EXCERPTED DATA:
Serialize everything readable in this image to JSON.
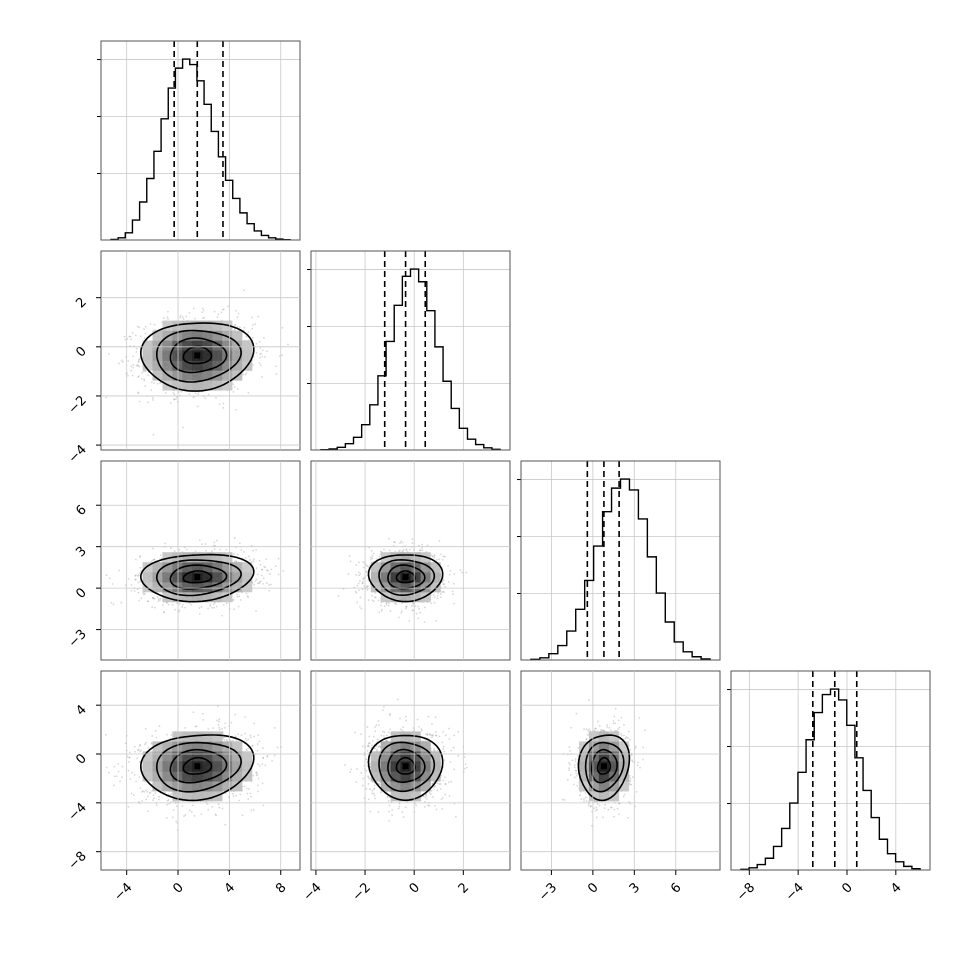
{
  "chart_data": {
    "type": "corner",
    "title": "",
    "grid": true,
    "colors": {
      "points": "#8c8c8c",
      "density": "#000000",
      "lines": "#000000",
      "grid": "#c8c8c8"
    },
    "parameters": [
      {
        "id": "p0",
        "range": [
          -6,
          9.5
        ],
        "ticks": [
          -4,
          0,
          4,
          8
        ],
        "tick_labels": [
          "−4",
          "0",
          "4",
          "8"
        ],
        "hist_peak": 1.0,
        "hist": [
          0.003,
          0.012,
          0.04,
          0.11,
          0.21,
          0.34,
          0.49,
          0.67,
          0.84,
          0.95,
          1.0,
          0.97,
          0.88,
          0.75,
          0.6,
          0.46,
          0.33,
          0.23,
          0.15,
          0.09,
          0.05,
          0.025,
          0.012,
          0.005,
          0.002
        ],
        "quantiles": [
          -0.3,
          1.5,
          3.5
        ]
      },
      {
        "id": "p1",
        "range": [
          -4.2,
          3.9
        ],
        "ticks": [
          -4,
          -2,
          0,
          2
        ],
        "tick_labels": [
          "−4",
          "−2",
          "0",
          "2"
        ],
        "hist_peak": 1.0,
        "hist": [
          0.002,
          0.006,
          0.015,
          0.035,
          0.07,
          0.14,
          0.25,
          0.41,
          0.6,
          0.8,
          0.96,
          1.0,
          0.93,
          0.77,
          0.57,
          0.38,
          0.23,
          0.12,
          0.06,
          0.03,
          0.012,
          0.004
        ],
        "quantiles": [
          -1.2,
          -0.35,
          0.45
        ]
      },
      {
        "id": "p2",
        "range": [
          -5.2,
          9.2
        ],
        "ticks": [
          -3,
          0,
          3,
          6
        ],
        "tick_labels": [
          "−3",
          "0",
          "3",
          "6"
        ],
        "hist_peak": 1.0,
        "hist": [
          0.004,
          0.012,
          0.035,
          0.08,
          0.16,
          0.28,
          0.44,
          0.63,
          0.82,
          0.95,
          1.0,
          0.94,
          0.78,
          0.57,
          0.37,
          0.21,
          0.1,
          0.045,
          0.018,
          0.006
        ],
        "quantiles": [
          -0.4,
          0.8,
          1.9
        ]
      },
      {
        "id": "p3",
        "range": [
          -9.5,
          6.8
        ],
        "ticks": [
          -8,
          -4,
          0,
          4
        ],
        "tick_labels": [
          "−8",
          "−4",
          "0",
          "4"
        ],
        "hist_peak": 1.0,
        "hist": [
          0.004,
          0.012,
          0.03,
          0.065,
          0.13,
          0.23,
          0.37,
          0.54,
          0.72,
          0.87,
          0.97,
          1.0,
          0.94,
          0.8,
          0.62,
          0.44,
          0.29,
          0.17,
          0.09,
          0.045,
          0.02,
          0.007
        ],
        "quantiles": [
          -2.8,
          -1.0,
          0.8
        ]
      }
    ],
    "pairs": [
      {
        "x": "p0",
        "y": "p1",
        "center": [
          1.5,
          -0.35
        ],
        "spread": [
          2.1,
          0.72
        ],
        "tilt": 0.05
      },
      {
        "x": "p0",
        "y": "p2",
        "center": [
          1.5,
          0.8
        ],
        "spread": [
          2.1,
          0.88
        ],
        "tilt": 0.1
      },
      {
        "x": "p1",
        "y": "p2",
        "center": [
          -0.35,
          0.8
        ],
        "spread": [
          0.72,
          0.88
        ],
        "tilt": 0.0
      },
      {
        "x": "p0",
        "y": "p3",
        "center": [
          1.5,
          -1.0
        ],
        "spread": [
          2.1,
          1.38
        ],
        "tilt": 0.12
      },
      {
        "x": "p1",
        "y": "p3",
        "center": [
          -0.35,
          -1.0
        ],
        "spread": [
          0.72,
          1.38
        ],
        "tilt": 0.0
      },
      {
        "x": "p2",
        "y": "p3",
        "center": [
          0.8,
          -1.0
        ],
        "spread": [
          0.88,
          1.38
        ],
        "tilt": 0.1
      }
    ]
  }
}
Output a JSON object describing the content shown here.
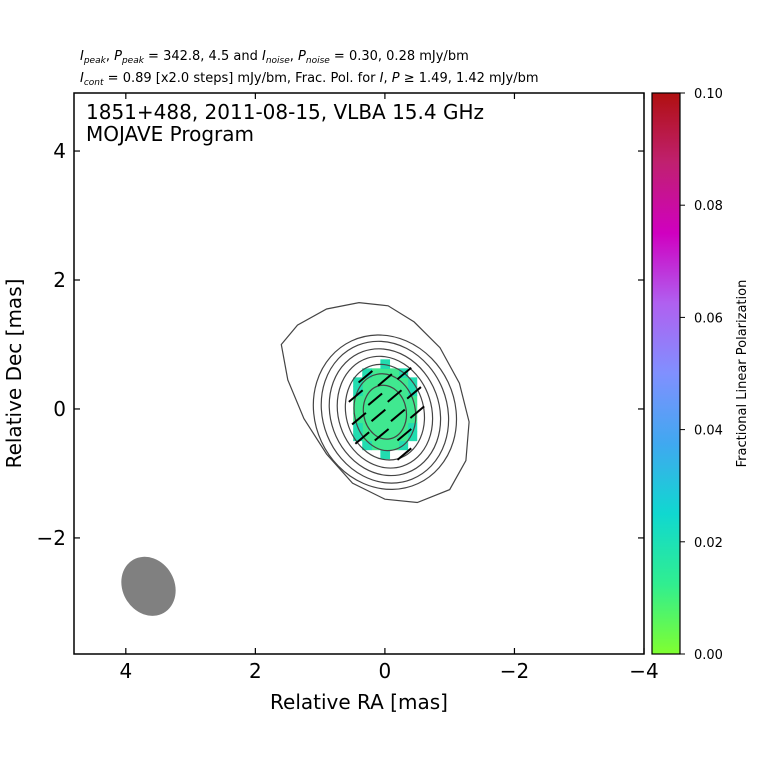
{
  "header": {
    "line1": {
      "ipeak_sym": "I",
      "ipeak_sub": "peak",
      "sep1": ", ",
      "ppeak_sym": "P",
      "ppeak_sub": "peak",
      "mid1": " = 342.8, 4.5 and ",
      "inoise_sym": "I",
      "inoise_sub": "noise",
      "sep2": ", ",
      "pnoise_sym": "P",
      "pnoise_sub": "noise",
      "end1": " = 0.30, 0.28 mJy/bm"
    },
    "line2": {
      "icont_sym": "I",
      "icont_sub": "cont",
      "mid2": " = 0.89 [x2.0 steps] mJy/bm, Frac. Pol. for ",
      "i_sym": "I",
      "comma": ", ",
      "p_sym": "P",
      "end2": " ≥ 1.49, 1.42 mJy/bm"
    }
  },
  "chart_data": {
    "type": "contour",
    "title_lines": [
      "1851+488, 2011-08-15, VLBA 15.4 GHz",
      "MOJAVE Program"
    ],
    "xlabel": "Relative RA [mas]",
    "ylabel": "Relative Dec [mas]",
    "xlim": [
      4.8,
      -4.0
    ],
    "ylim": [
      -3.8,
      4.9
    ],
    "xticks": [
      4,
      2,
      0,
      -2,
      -4
    ],
    "xticklabels": [
      "4",
      "2",
      "0",
      "−2",
      "−4"
    ],
    "yticks": [
      4,
      2,
      0,
      -2
    ],
    "yticklabels": [
      "4",
      "2",
      "0",
      "−2"
    ],
    "contours": {
      "center": [
        0.0,
        -0.05
      ],
      "color": "#444444",
      "levels_mJy": [
        0.89,
        1.78,
        3.56,
        7.12,
        14.24,
        28.48,
        56.96,
        113.92,
        227.84
      ],
      "outer_polygon": [
        [
          1.6,
          1.0
        ],
        [
          1.35,
          1.3
        ],
        [
          0.9,
          1.55
        ],
        [
          0.4,
          1.65
        ],
        [
          -0.05,
          1.6
        ],
        [
          -0.45,
          1.35
        ],
        [
          -0.85,
          0.95
        ],
        [
          -1.15,
          0.4
        ],
        [
          -1.3,
          -0.2
        ],
        [
          -1.25,
          -0.8
        ],
        [
          -1.0,
          -1.25
        ],
        [
          -0.5,
          -1.45
        ],
        [
          0.0,
          -1.4
        ],
        [
          0.5,
          -1.15
        ],
        [
          0.9,
          -0.7
        ],
        [
          1.25,
          -0.15
        ],
        [
          1.5,
          0.45
        ]
      ],
      "inner_ellipses": [
        {
          "a": 1.08,
          "b": 1.22,
          "angle_deg": -25
        },
        {
          "a": 0.96,
          "b": 1.12,
          "angle_deg": -22
        },
        {
          "a": 0.84,
          "b": 1.0,
          "angle_deg": -20
        },
        {
          "a": 0.72,
          "b": 0.88,
          "angle_deg": -18
        },
        {
          "a": 0.6,
          "b": 0.75,
          "angle_deg": -15
        },
        {
          "a": 0.47,
          "b": 0.6,
          "angle_deg": -12
        },
        {
          "a": 0.33,
          "b": 0.42,
          "angle_deg": -10
        }
      ]
    },
    "fractional_polarization": {
      "cell_size_mas": 0.14,
      "fill_color_main": "#40e890",
      "fill_color_edge": "#22dcb0",
      "region_center": [
        0.0,
        0.0
      ],
      "region_semi_axes": [
        0.55,
        0.72
      ]
    },
    "evpa_ticks": [
      {
        "x": 0.3,
        "y": 0.5
      },
      {
        "x": 0.0,
        "y": 0.45
      },
      {
        "x": -0.3,
        "y": 0.55
      },
      {
        "x": 0.45,
        "y": 0.2
      },
      {
        "x": 0.15,
        "y": 0.15
      },
      {
        "x": -0.15,
        "y": 0.2
      },
      {
        "x": -0.45,
        "y": 0.25
      },
      {
        "x": 0.4,
        "y": -0.15
      },
      {
        "x": 0.1,
        "y": -0.1
      },
      {
        "x": -0.2,
        "y": -0.1
      },
      {
        "x": -0.5,
        "y": -0.05
      },
      {
        "x": 0.35,
        "y": -0.45
      },
      {
        "x": 0.05,
        "y": -0.4
      },
      {
        "x": -0.3,
        "y": -0.4
      },
      {
        "x": -0.3,
        "y": -0.7
      }
    ],
    "evpa_angle_deg": 40,
    "beam": {
      "x": 3.65,
      "y": -2.75,
      "major_mas": 0.95,
      "minor_mas": 0.8,
      "angle_deg": -30,
      "color": "#808080"
    },
    "colorbar": {
      "label": "Fractional Linear Polarization",
      "min": 0.0,
      "max": 0.1,
      "ticks": [
        0.0,
        0.02,
        0.04,
        0.06,
        0.08,
        0.1
      ],
      "ticklabels": [
        "0.00",
        "0.02",
        "0.04",
        "0.06",
        "0.08",
        "0.10"
      ],
      "colors": [
        "#80ff30",
        "#30ee90",
        "#10d8d0",
        "#40a8f0",
        "#8090ff",
        "#b060f0",
        "#d000c0",
        "#c02070",
        "#b01010"
      ]
    }
  }
}
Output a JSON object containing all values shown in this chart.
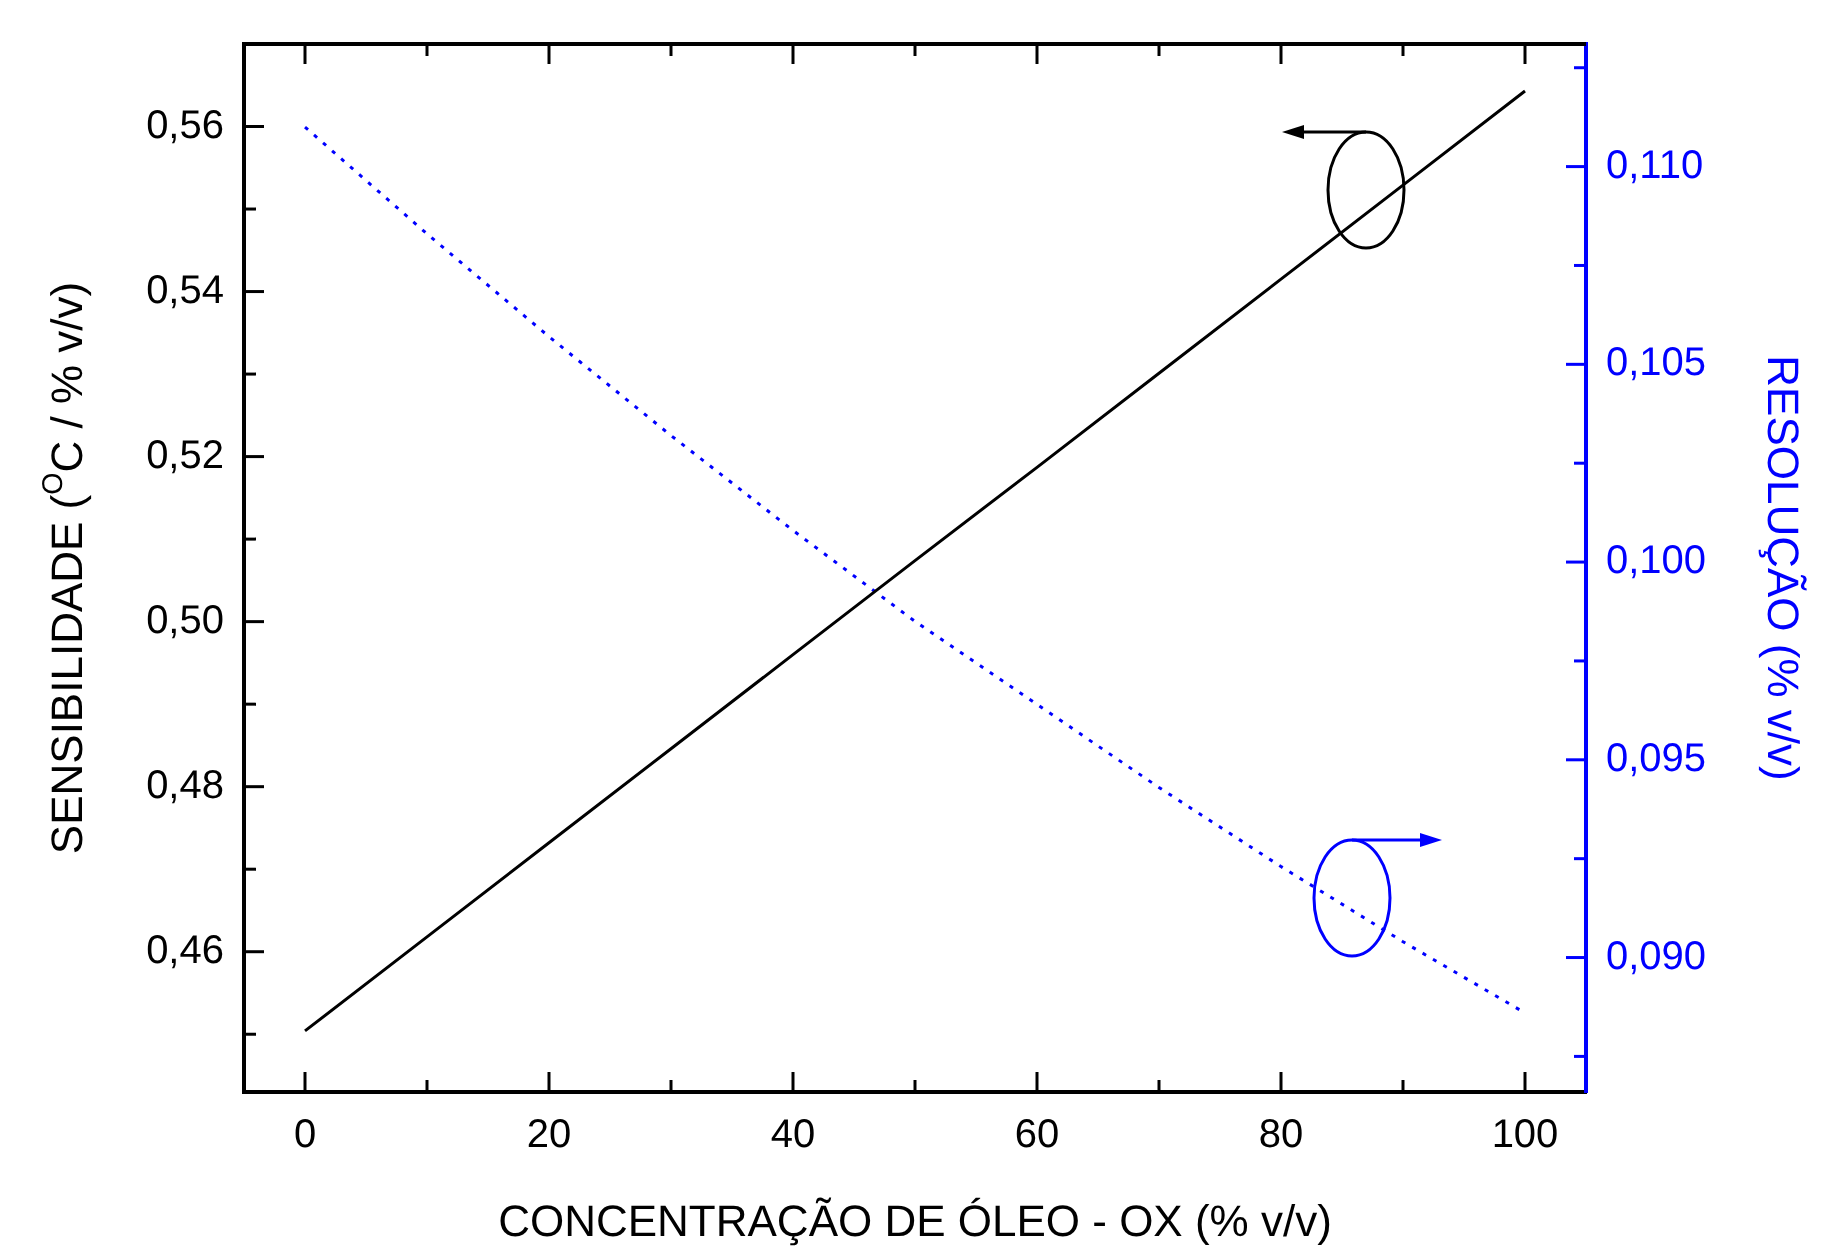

WHAT YOU SHOULD DO: Search the entries for the word "object" and pick out every line that holds it.

FINISHED EXERCISE:
Output a JSON object describing the content shown here.
Output a JSON object containing all values shown in this chart.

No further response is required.